Data excerpts:

◆ ◆ ◆ ◆ ◆

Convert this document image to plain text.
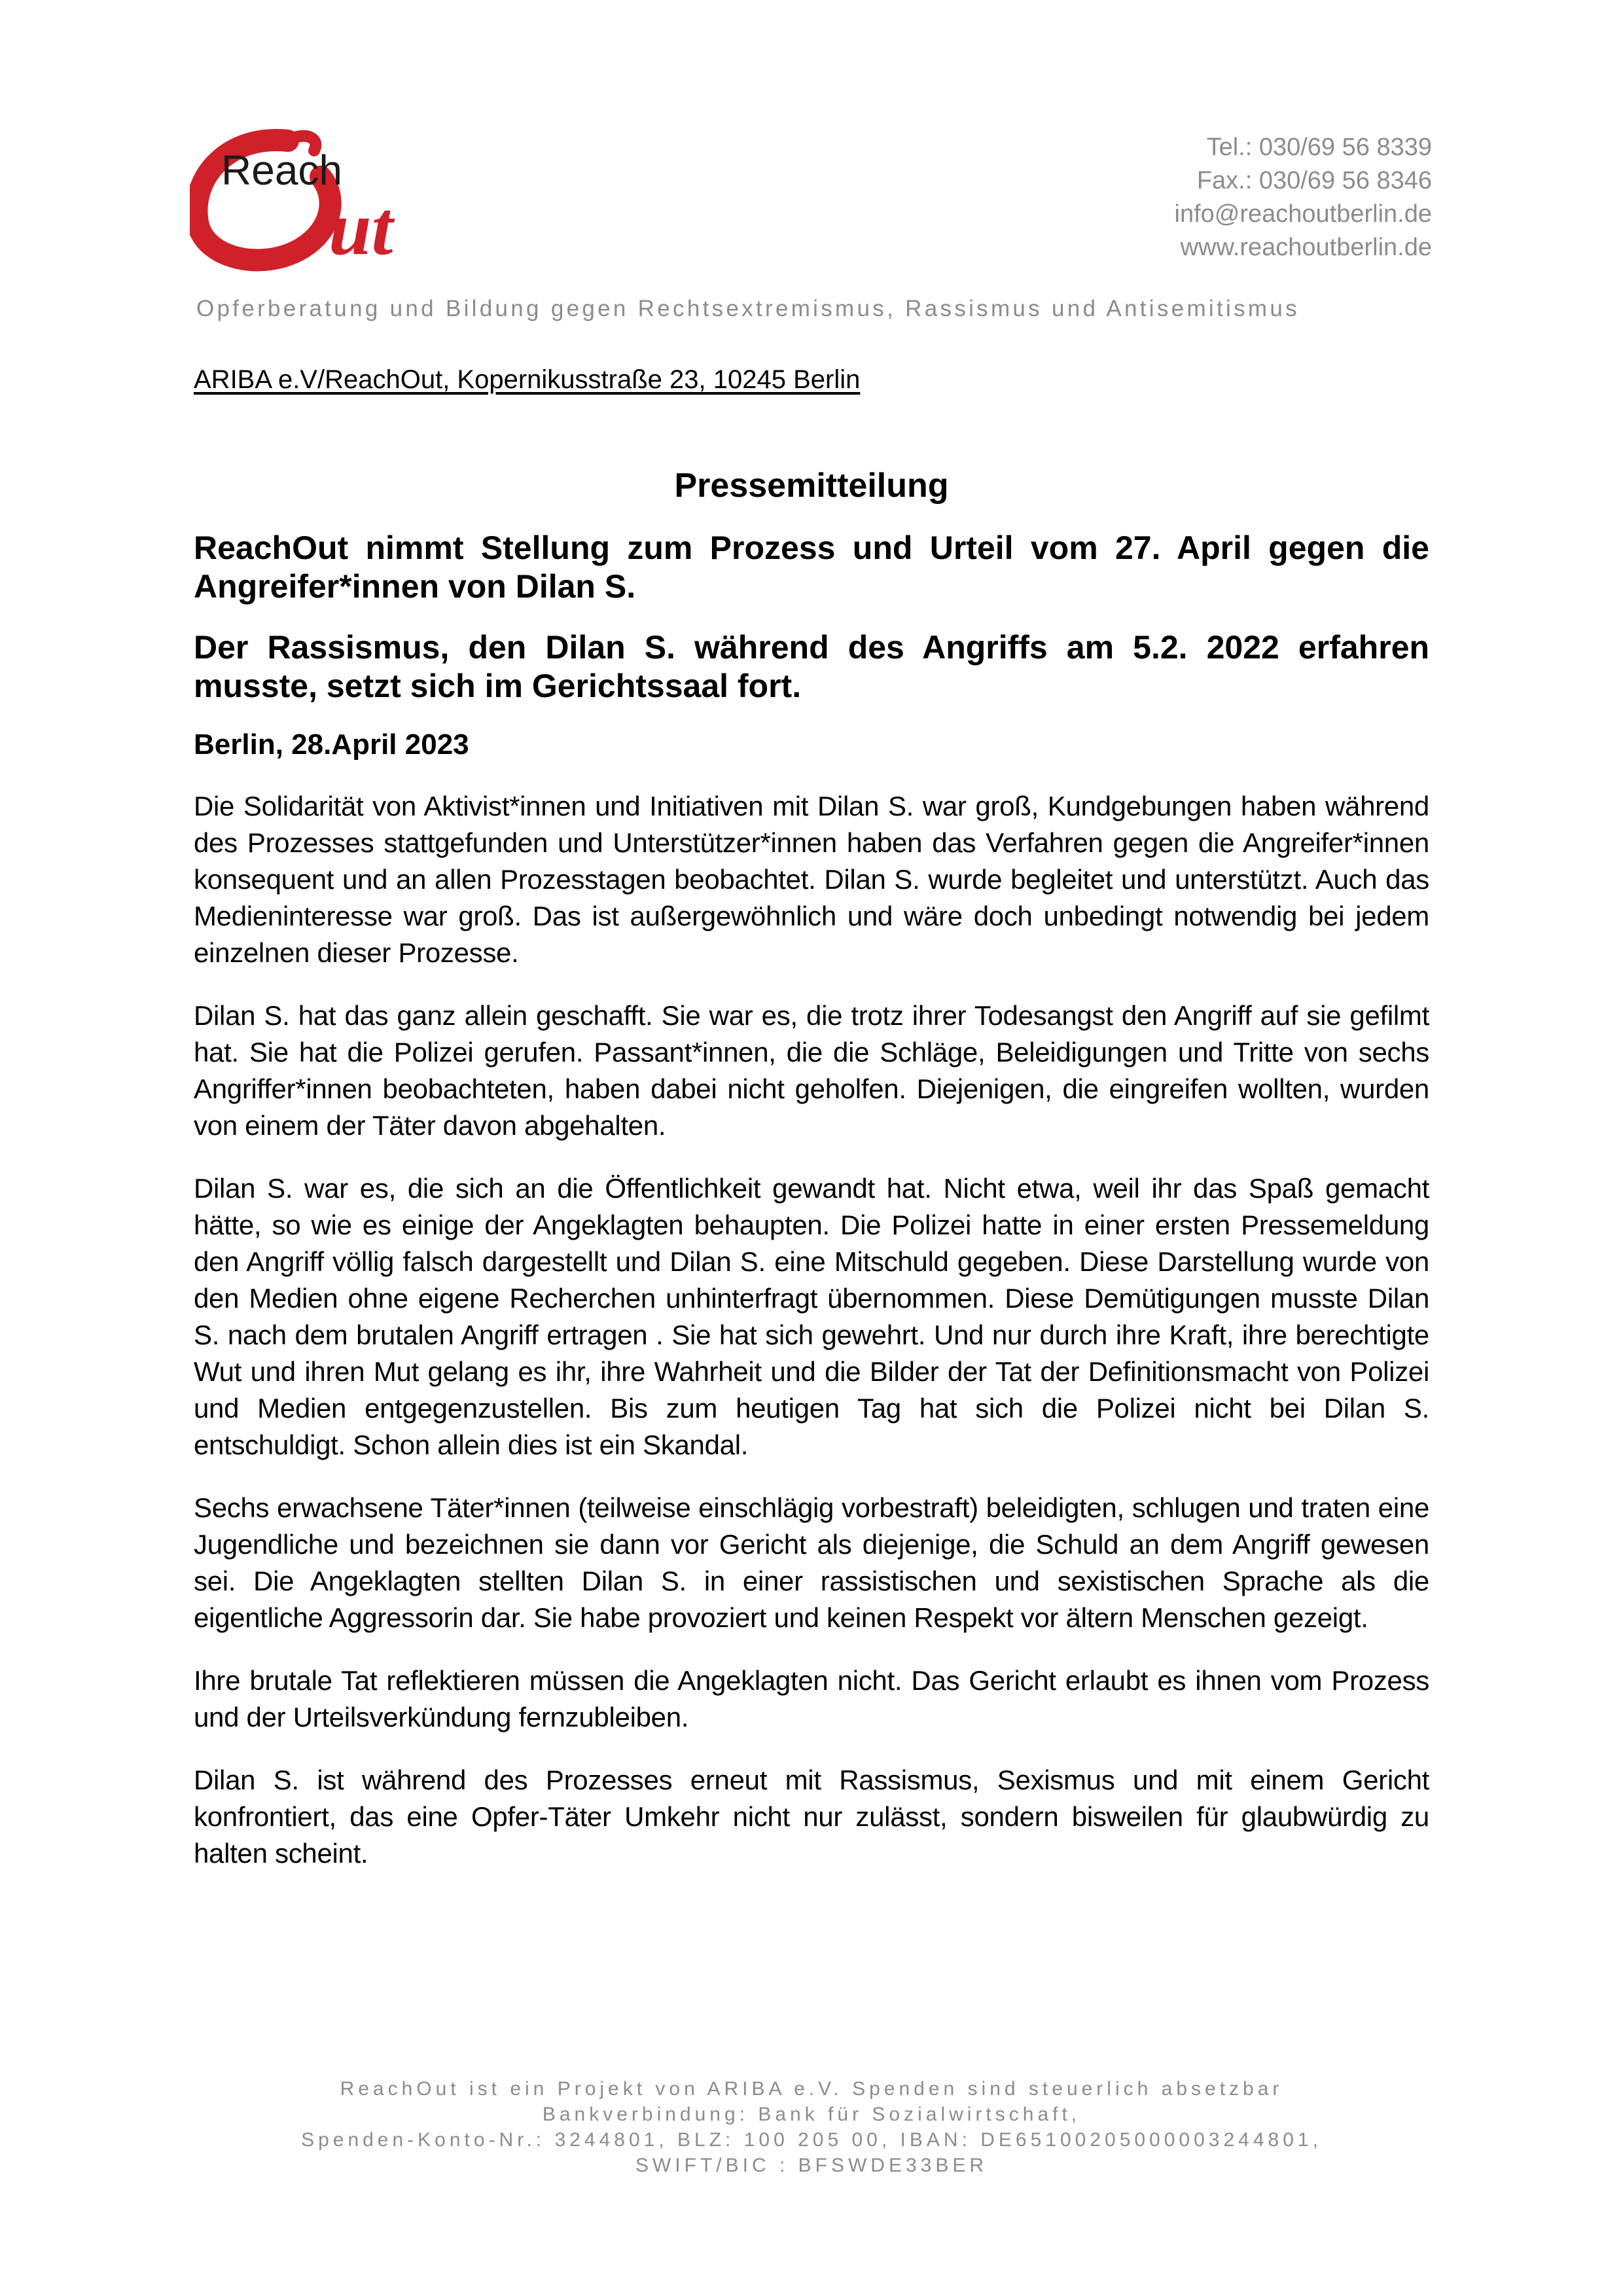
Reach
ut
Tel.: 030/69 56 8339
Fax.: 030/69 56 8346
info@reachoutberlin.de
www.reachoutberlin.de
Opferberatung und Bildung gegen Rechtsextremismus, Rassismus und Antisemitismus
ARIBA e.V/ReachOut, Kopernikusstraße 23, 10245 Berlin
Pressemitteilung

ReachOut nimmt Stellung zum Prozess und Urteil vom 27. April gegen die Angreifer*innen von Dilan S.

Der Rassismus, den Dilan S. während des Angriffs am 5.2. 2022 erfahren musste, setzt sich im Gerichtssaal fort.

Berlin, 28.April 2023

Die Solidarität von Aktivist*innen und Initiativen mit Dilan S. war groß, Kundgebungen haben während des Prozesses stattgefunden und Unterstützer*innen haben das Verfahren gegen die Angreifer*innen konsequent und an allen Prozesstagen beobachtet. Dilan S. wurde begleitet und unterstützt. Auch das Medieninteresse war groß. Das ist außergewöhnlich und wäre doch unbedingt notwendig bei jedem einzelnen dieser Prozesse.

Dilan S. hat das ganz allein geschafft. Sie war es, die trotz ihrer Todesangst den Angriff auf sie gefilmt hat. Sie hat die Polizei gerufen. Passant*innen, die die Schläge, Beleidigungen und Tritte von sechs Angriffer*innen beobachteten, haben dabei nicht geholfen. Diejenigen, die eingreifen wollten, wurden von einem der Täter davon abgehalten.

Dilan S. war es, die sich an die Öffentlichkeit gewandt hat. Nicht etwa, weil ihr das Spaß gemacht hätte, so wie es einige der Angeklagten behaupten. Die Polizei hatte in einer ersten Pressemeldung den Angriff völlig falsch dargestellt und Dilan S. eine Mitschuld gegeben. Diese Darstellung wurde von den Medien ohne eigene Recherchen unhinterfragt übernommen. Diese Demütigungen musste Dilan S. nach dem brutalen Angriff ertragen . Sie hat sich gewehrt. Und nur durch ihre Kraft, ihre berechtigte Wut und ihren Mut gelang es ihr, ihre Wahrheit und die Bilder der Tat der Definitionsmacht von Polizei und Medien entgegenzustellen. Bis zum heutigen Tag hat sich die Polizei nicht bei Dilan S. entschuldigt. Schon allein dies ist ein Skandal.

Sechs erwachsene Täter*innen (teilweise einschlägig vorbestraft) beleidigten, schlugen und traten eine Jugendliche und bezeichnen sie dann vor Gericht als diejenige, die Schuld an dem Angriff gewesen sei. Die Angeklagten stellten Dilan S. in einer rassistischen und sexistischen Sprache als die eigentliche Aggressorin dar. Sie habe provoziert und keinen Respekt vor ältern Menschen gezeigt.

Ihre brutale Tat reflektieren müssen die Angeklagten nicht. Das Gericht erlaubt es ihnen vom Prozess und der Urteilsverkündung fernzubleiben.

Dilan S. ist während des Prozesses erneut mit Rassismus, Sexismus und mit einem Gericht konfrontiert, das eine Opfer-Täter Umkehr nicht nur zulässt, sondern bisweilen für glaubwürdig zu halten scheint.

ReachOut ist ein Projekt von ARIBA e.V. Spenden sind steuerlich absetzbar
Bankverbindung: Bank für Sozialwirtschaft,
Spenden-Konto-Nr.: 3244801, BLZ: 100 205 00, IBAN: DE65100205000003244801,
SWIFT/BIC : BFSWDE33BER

◆ ◆ ◆ ◆ ◆

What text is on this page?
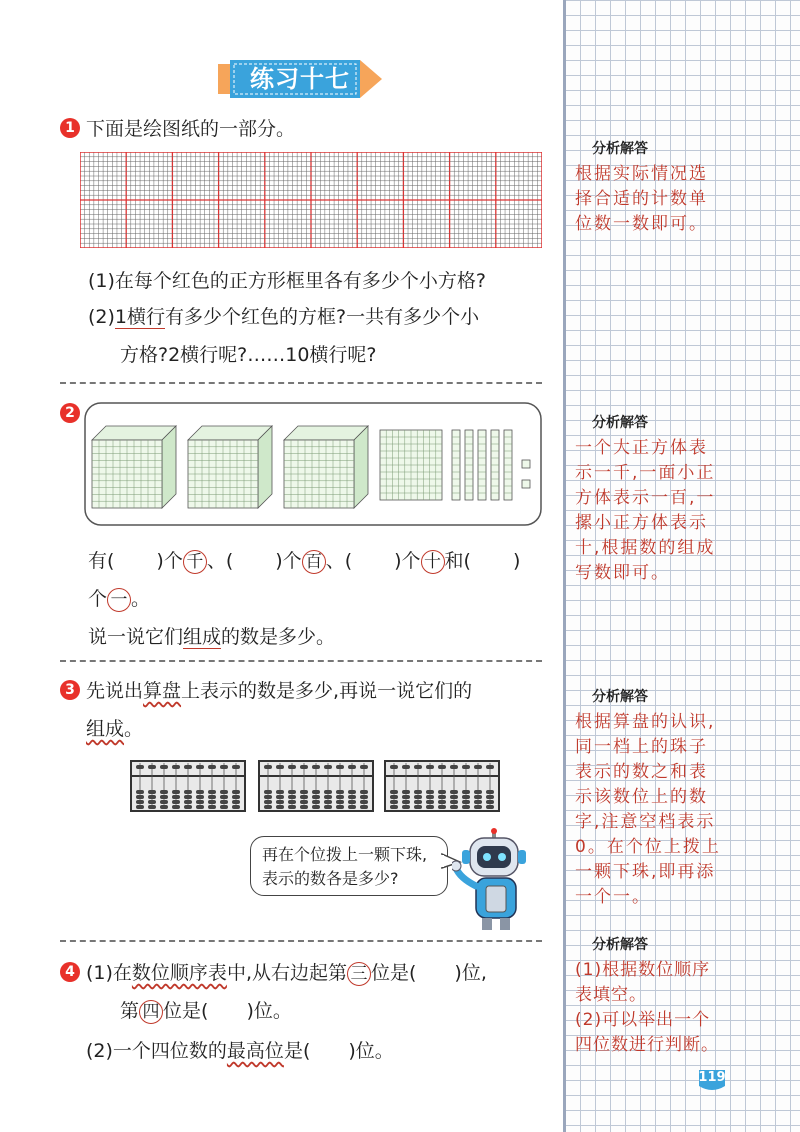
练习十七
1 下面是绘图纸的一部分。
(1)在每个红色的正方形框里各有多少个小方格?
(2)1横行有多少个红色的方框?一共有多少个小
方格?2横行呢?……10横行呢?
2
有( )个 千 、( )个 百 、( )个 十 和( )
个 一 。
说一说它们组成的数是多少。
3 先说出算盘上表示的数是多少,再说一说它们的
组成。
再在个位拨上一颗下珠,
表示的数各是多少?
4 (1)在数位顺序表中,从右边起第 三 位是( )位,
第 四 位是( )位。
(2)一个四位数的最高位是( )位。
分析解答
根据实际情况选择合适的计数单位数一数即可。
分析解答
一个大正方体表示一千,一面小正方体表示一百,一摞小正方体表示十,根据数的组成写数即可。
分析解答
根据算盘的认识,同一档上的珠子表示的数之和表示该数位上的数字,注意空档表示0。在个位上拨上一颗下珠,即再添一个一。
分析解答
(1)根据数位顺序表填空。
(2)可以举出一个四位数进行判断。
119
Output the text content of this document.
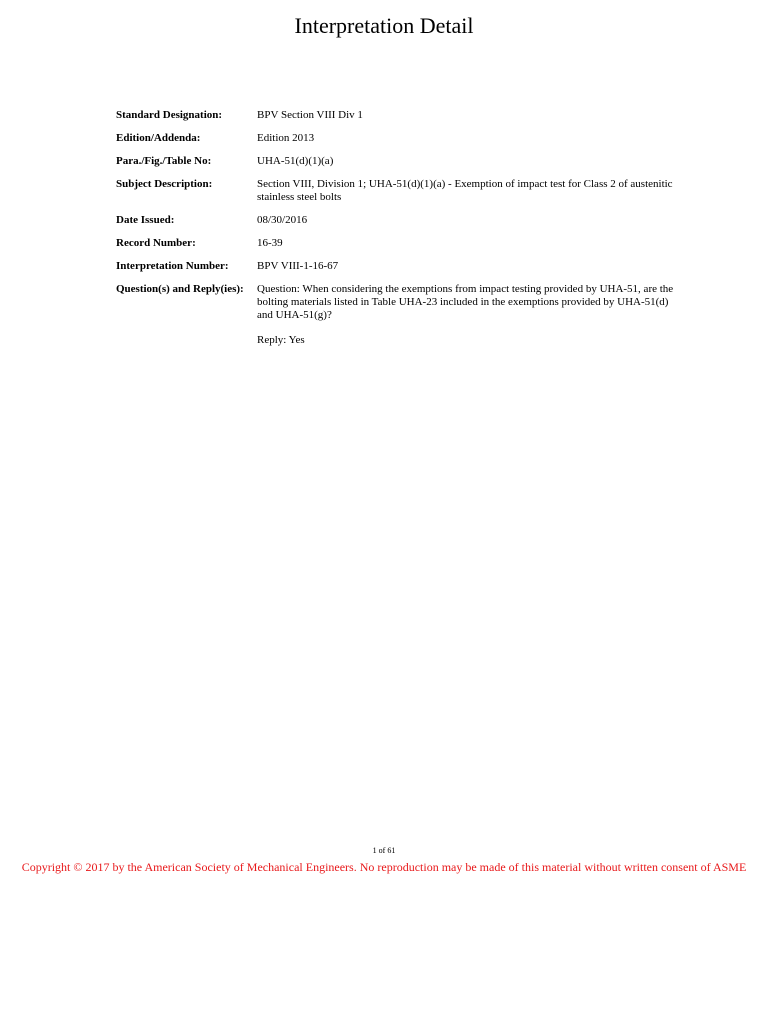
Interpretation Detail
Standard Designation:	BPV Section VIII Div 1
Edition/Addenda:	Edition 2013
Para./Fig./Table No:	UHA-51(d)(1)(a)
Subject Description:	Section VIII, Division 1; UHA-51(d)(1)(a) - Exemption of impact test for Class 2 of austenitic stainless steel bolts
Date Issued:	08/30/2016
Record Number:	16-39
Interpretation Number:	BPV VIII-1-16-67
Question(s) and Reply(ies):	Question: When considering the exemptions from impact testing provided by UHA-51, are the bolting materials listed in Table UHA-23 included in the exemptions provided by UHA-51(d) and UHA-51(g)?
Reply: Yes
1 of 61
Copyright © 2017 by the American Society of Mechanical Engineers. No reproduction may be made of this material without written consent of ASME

◆ ◆ ◆ ◆ ◆

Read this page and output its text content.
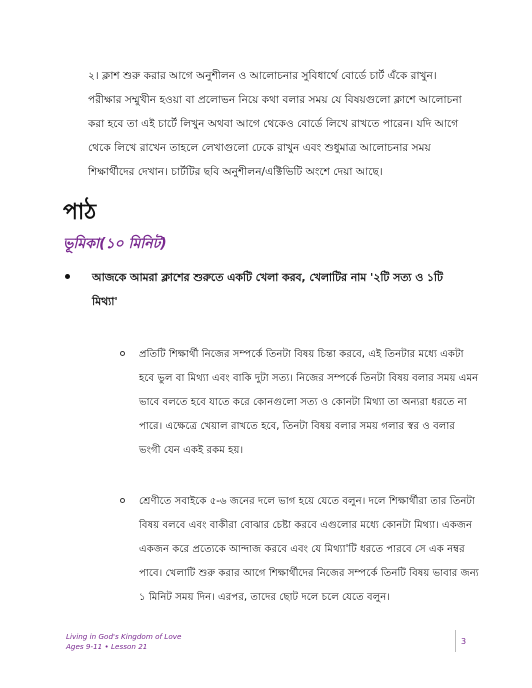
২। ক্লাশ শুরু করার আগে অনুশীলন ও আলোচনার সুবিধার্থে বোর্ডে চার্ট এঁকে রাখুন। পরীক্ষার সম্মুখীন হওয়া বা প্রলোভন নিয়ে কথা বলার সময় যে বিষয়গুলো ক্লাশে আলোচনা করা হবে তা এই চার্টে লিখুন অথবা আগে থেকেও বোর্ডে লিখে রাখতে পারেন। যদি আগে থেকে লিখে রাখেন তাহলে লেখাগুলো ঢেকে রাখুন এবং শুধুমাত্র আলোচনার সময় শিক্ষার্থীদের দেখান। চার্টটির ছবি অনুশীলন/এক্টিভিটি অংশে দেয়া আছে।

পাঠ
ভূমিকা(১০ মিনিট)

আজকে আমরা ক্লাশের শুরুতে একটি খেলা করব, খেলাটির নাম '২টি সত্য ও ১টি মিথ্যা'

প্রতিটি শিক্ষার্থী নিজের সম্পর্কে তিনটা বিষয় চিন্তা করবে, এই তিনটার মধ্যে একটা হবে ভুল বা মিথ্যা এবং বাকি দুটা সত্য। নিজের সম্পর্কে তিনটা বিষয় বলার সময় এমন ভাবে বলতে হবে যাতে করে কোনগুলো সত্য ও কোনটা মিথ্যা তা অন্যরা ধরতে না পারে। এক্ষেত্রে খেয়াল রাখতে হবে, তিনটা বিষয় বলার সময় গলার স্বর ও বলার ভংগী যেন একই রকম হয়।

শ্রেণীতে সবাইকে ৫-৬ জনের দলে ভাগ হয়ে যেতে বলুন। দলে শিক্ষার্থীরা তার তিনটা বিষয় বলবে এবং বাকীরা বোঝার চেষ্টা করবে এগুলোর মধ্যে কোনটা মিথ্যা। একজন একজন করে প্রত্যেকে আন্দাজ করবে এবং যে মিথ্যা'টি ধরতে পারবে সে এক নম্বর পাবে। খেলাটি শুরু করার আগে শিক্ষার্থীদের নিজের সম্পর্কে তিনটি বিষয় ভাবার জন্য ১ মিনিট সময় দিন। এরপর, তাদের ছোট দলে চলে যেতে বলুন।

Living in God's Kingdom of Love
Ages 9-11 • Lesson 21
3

◆ ◆ ◆ ◆ ◆

GOAL OF THE EXERCISE:
Which lines contain the word "Prozesses"? Return each of them.

RESPONSE TO THIS TASK:
Die Solidarität von Aktivist*innen und Initiativen mit Dilan S. war groß, Kundgebungen haben während des Prozesses stattgefunden und Unterstützer*innen haben das Verfahren gegen die Angreifer*innen konsequent und an allen Prozesstagen beobachtet. Dilan S. wurde begleitet und unterstützt. Auch das Medieninteresse war groß. Das ist außergewöhnlich und wäre doch unbedingt notwendig bei jedem einzelnen dieser Prozesse.
Dilan S. ist während des Prozesses erneut mit Rassismus, Sexismus und mit einem Gericht konfrontiert, das eine Opfer-Täter Umkehr nicht nur zulässt, sondern bisweilen für glaubwürdig zu halten scheint.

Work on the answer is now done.